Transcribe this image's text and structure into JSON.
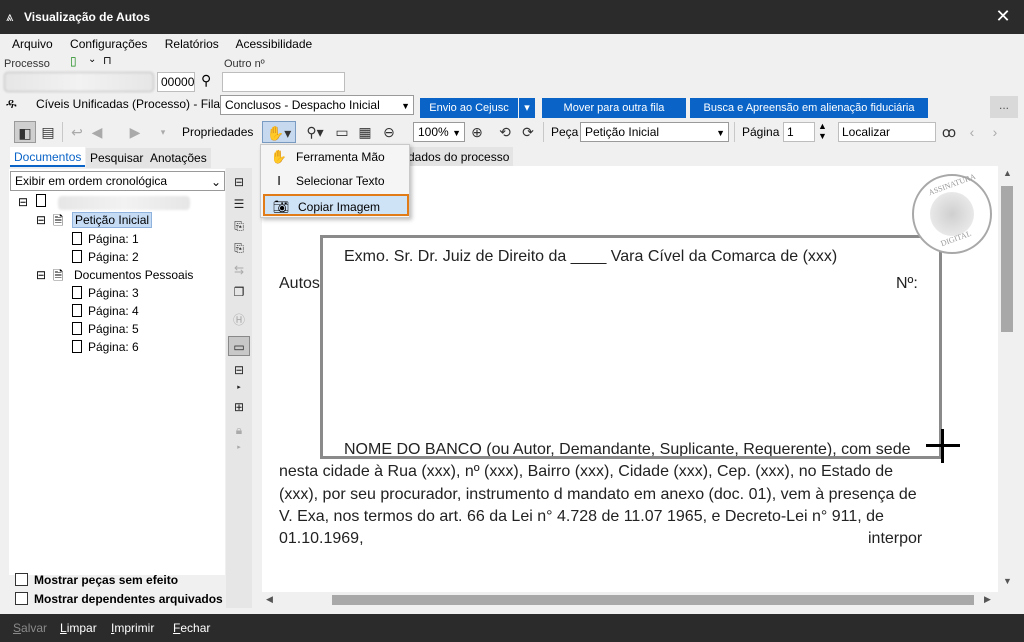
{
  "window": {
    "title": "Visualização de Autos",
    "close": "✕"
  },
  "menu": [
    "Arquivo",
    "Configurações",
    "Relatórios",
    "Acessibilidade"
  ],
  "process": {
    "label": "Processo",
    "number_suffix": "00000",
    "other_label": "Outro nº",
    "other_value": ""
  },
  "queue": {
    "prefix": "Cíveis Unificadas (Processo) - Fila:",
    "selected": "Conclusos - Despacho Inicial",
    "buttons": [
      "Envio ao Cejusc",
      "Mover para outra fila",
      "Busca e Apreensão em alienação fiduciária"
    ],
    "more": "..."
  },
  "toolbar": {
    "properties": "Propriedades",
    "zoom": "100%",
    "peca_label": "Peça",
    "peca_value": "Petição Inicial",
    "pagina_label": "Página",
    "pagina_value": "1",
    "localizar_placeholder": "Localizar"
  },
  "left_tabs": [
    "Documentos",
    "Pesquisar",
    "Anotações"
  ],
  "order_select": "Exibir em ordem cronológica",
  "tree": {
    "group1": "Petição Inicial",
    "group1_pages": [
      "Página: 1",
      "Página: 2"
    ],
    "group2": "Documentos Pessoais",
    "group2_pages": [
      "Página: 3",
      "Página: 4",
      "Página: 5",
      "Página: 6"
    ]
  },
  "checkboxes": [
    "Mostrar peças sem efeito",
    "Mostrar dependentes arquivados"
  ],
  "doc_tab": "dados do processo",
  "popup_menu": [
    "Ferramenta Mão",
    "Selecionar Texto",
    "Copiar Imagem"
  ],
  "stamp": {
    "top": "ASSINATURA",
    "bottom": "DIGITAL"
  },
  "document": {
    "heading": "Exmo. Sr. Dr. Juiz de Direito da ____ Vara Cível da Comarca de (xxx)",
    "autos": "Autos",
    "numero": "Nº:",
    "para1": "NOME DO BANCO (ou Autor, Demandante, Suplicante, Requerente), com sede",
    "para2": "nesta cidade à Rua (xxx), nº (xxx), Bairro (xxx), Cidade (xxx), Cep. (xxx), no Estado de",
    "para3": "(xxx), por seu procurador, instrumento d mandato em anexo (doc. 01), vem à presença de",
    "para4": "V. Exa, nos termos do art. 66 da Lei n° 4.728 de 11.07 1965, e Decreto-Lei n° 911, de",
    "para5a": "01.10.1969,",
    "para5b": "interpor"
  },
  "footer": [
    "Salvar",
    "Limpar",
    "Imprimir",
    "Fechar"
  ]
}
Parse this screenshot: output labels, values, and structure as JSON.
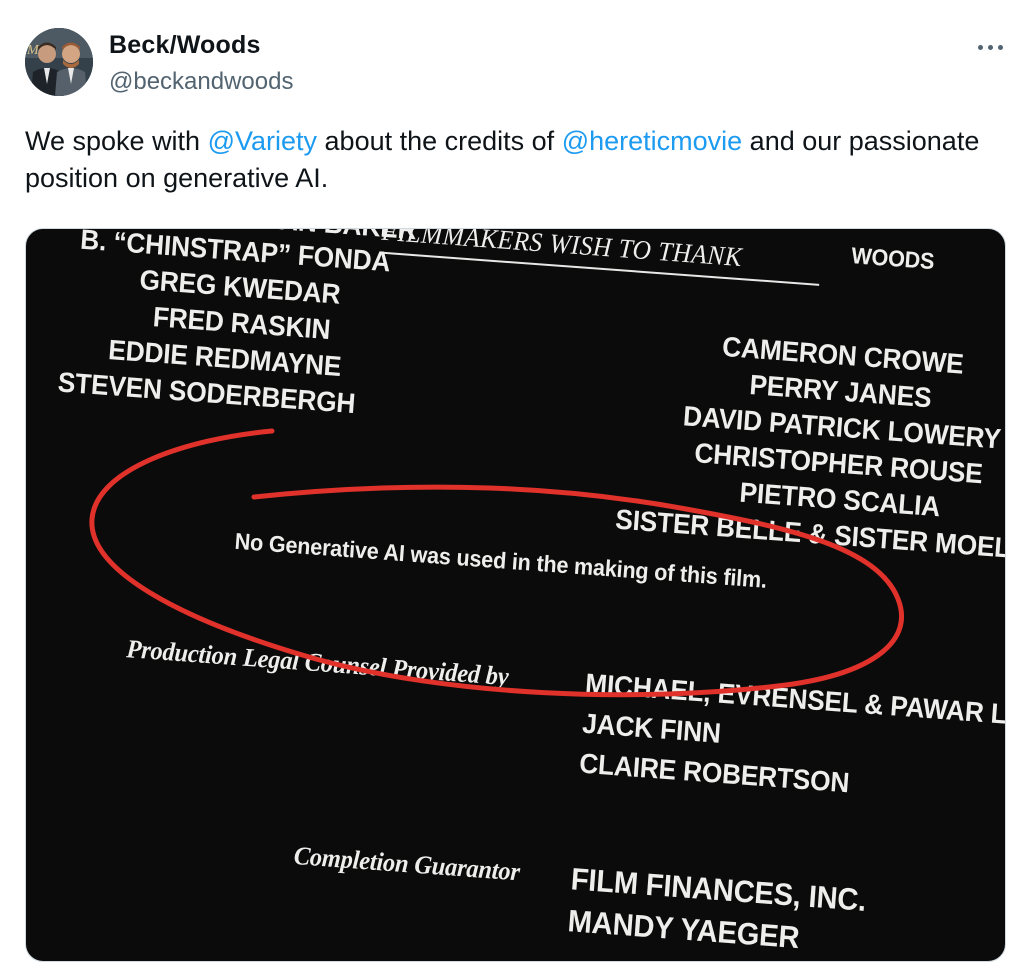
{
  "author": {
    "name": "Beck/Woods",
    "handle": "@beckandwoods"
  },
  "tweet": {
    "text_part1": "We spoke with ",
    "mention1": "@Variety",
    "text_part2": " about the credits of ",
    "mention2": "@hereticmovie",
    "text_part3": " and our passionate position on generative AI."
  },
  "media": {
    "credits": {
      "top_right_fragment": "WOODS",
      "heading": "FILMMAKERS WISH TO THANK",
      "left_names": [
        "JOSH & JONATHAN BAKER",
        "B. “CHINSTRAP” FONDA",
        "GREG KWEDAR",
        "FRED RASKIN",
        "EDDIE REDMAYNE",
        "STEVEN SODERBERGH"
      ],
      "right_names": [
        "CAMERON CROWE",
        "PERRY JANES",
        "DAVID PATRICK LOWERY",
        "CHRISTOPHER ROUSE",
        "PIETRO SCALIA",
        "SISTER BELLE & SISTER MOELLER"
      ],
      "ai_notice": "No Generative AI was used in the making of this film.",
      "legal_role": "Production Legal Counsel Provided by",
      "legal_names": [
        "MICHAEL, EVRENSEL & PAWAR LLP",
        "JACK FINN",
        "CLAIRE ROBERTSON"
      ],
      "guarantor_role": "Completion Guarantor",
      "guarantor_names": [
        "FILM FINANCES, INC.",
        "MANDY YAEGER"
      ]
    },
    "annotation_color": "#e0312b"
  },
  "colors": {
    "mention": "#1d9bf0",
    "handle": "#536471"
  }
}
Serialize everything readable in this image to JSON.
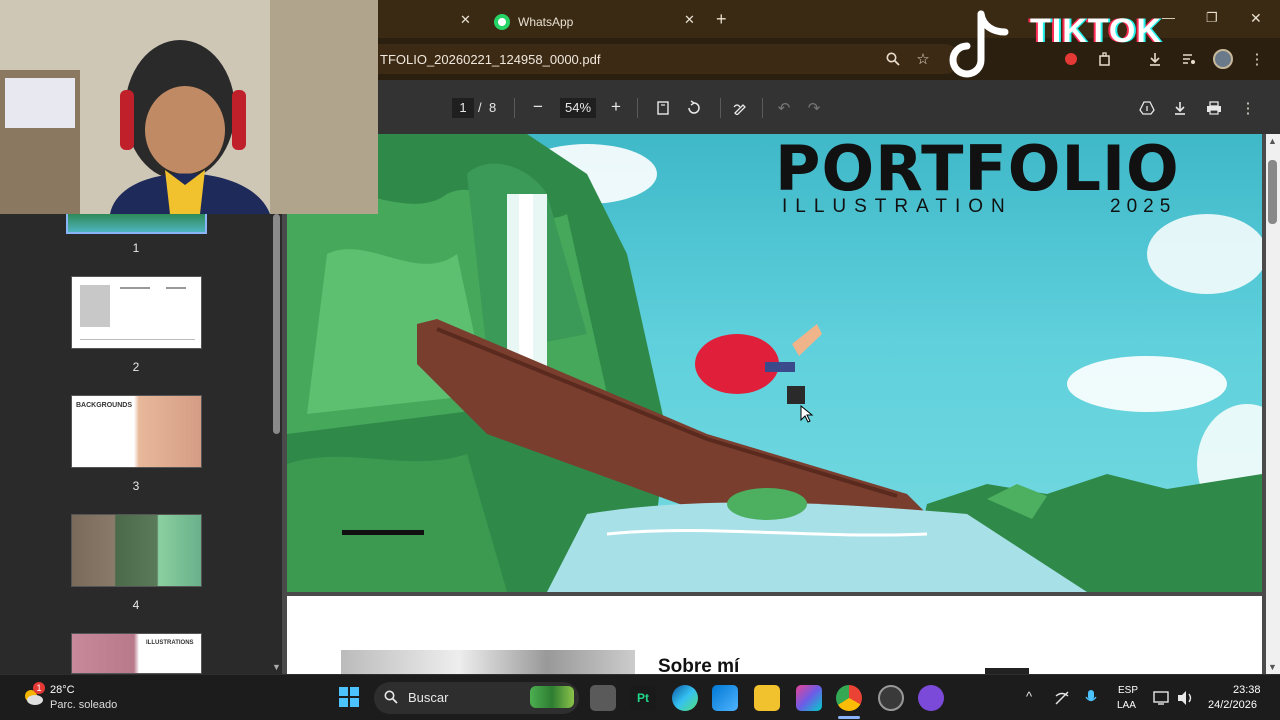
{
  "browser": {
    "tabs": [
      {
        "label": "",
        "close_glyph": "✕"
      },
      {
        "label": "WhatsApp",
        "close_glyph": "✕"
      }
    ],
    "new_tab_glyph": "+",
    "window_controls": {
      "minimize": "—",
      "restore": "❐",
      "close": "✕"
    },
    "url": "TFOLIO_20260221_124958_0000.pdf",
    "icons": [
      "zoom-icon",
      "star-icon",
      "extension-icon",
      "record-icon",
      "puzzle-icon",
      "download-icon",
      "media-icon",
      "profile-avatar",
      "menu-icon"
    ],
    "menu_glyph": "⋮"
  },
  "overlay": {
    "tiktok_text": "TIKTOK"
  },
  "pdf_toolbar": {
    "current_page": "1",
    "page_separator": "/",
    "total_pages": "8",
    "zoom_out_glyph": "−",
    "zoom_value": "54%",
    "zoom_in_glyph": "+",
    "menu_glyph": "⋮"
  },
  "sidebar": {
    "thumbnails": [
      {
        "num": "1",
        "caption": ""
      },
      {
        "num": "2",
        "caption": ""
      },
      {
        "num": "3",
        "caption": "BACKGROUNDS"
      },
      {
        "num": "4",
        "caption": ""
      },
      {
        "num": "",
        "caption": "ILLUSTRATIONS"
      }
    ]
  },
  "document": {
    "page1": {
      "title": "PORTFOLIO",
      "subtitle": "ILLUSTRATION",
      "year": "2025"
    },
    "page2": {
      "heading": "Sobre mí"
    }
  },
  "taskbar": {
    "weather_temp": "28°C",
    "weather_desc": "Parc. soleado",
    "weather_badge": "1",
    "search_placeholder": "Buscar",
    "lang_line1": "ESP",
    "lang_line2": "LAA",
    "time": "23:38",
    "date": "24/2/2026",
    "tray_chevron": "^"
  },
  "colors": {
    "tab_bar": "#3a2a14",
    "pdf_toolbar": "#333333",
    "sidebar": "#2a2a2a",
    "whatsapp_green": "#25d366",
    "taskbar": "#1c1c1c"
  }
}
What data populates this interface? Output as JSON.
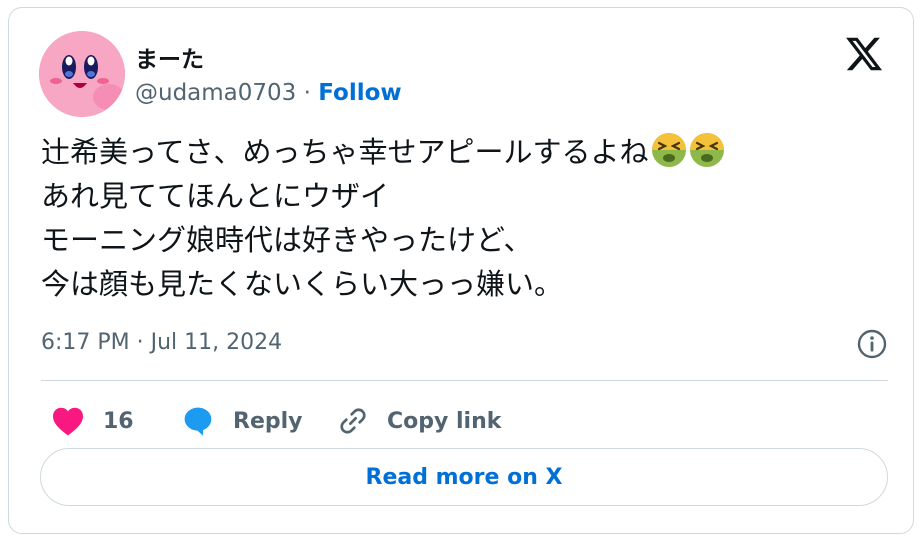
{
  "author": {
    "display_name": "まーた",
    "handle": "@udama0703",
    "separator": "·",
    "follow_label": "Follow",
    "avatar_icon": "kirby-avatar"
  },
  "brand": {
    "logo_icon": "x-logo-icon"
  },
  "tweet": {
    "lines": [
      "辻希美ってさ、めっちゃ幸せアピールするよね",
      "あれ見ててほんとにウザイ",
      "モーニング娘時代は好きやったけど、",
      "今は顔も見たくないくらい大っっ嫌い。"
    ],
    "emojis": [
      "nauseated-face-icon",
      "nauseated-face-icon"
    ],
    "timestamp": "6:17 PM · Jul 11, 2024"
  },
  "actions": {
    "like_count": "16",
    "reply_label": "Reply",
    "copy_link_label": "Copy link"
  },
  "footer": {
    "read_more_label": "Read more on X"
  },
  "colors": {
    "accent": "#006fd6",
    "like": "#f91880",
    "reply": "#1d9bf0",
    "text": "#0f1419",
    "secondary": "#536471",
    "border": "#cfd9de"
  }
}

⁂

### To be done
Gather every line from the listing above in which the word "Documentos" appears.

### Result for this exercise
    "Documentos",
    "group2": "Documentos Pessoais",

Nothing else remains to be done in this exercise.